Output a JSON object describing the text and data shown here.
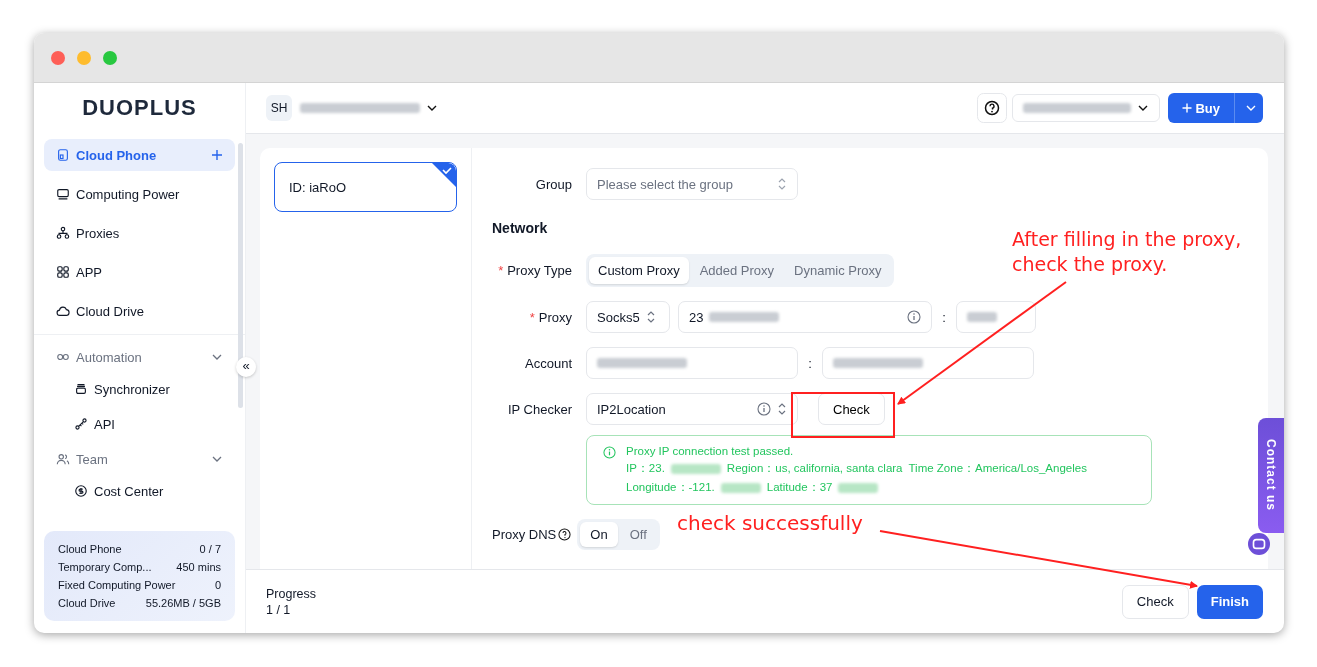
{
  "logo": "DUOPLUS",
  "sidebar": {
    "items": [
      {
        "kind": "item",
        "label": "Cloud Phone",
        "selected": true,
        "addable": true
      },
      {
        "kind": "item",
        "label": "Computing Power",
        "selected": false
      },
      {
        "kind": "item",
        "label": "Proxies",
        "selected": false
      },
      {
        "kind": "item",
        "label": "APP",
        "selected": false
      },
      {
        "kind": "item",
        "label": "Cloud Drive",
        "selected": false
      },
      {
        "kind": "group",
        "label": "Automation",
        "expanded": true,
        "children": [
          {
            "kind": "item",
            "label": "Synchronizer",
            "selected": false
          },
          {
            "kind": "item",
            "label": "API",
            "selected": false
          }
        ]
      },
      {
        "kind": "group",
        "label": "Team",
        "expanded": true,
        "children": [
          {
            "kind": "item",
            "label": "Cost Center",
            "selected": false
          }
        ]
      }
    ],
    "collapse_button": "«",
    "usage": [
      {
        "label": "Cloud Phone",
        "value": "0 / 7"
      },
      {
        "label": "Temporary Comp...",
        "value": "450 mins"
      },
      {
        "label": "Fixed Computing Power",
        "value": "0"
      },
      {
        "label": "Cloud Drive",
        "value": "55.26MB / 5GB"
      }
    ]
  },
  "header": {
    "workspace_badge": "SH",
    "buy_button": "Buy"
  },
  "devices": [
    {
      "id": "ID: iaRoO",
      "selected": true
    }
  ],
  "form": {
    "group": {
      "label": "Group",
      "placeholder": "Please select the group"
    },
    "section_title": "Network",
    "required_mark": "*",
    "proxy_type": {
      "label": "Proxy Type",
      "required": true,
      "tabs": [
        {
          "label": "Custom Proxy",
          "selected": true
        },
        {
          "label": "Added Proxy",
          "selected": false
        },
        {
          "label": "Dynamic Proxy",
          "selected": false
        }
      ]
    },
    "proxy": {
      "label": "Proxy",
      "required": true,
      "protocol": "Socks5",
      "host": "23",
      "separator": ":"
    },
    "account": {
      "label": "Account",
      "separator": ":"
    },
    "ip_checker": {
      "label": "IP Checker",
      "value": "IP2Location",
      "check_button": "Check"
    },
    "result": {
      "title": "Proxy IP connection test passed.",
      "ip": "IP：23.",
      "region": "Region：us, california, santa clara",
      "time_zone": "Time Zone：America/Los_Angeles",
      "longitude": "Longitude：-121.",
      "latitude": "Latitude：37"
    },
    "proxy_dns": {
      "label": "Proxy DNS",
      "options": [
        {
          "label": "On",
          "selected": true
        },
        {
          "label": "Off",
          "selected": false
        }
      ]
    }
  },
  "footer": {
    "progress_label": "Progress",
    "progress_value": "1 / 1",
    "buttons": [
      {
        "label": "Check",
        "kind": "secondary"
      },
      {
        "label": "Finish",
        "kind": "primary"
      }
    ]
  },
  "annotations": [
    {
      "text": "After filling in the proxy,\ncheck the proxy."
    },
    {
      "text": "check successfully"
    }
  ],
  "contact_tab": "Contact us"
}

__Direction__
Write every entry out again exactly, dropping the pictures.

__Answer in full__
Output a JSON object describing the text and data shown here.
{
  "logo": "DUOPLUS",
  "sidebar": {
    "items": [
      {
        "kind": "item",
        "label": "Cloud Phone",
        "selected": true,
        "addable": true
      },
      {
        "kind": "item",
        "label": "Computing Power",
        "selected": false
      },
      {
        "kind": "item",
        "label": "Proxies",
        "selected": false
      },
      {
        "kind": "item",
        "label": "APP",
        "selected": false
      },
      {
        "kind": "item",
        "label": "Cloud Drive",
        "selected": false
      },
      {
        "kind": "group",
        "label": "Automation",
        "expanded": true,
        "children": [
          {
            "kind": "item",
            "label": "Synchronizer",
            "selected": false
          },
          {
            "kind": "item",
            "label": "API",
            "selected": false
          }
        ]
      },
      {
        "kind": "group",
        "label": "Team",
        "expanded": true,
        "children": [
          {
            "kind": "item",
            "label": "Cost Center",
            "selected": false
          }
        ]
      }
    ],
    "collapse_button": "«",
    "usage": [
      {
        "label": "Cloud Phone",
        "value": "0 / 7"
      },
      {
        "label": "Temporary Comp...",
        "value": "450 mins"
      },
      {
        "label": "Fixed Computing Power",
        "value": "0"
      },
      {
        "label": "Cloud Drive",
        "value": "55.26MB / 5GB"
      }
    ]
  },
  "header": {
    "workspace_badge": "SH",
    "buy_button": "Buy"
  },
  "devices": [
    {
      "id": "ID: iaRoO",
      "selected": true
    }
  ],
  "form": {
    "group": {
      "label": "Group",
      "placeholder": "Please select the group"
    },
    "section_title": "Network",
    "required_mark": "*",
    "proxy_type": {
      "label": "Proxy Type",
      "required": true,
      "tabs": [
        {
          "label": "Custom Proxy",
          "selected": true
        },
        {
          "label": "Added Proxy",
          "selected": false
        },
        {
          "label": "Dynamic Proxy",
          "selected": false
        }
      ]
    },
    "proxy": {
      "label": "Proxy",
      "required": true,
      "protocol": "Socks5",
      "host": "23",
      "separator": ":"
    },
    "account": {
      "label": "Account",
      "separator": ":"
    },
    "ip_checker": {
      "label": "IP Checker",
      "value": "IP2Location",
      "check_button": "Check"
    },
    "result": {
      "title": "Proxy IP connection test passed.",
      "ip": "IP：23.",
      "region": "Region：us, california, santa clara",
      "time_zone": "Time Zone：America/Los_Angeles",
      "longitude": "Longitude：-121.",
      "latitude": "Latitude：37"
    },
    "proxy_dns": {
      "label": "Proxy DNS",
      "options": [
        {
          "label": "On",
          "selected": true
        },
        {
          "label": "Off",
          "selected": false
        }
      ]
    }
  },
  "footer": {
    "progress_label": "Progress",
    "progress_value": "1 / 1",
    "buttons": [
      {
        "label": "Check",
        "kind": "secondary"
      },
      {
        "label": "Finish",
        "kind": "primary"
      }
    ]
  },
  "annotations": [
    {
      "text": "After filling in the proxy,\ncheck the proxy."
    },
    {
      "text": "check successfully"
    }
  ],
  "contact_tab": "Contact us"
}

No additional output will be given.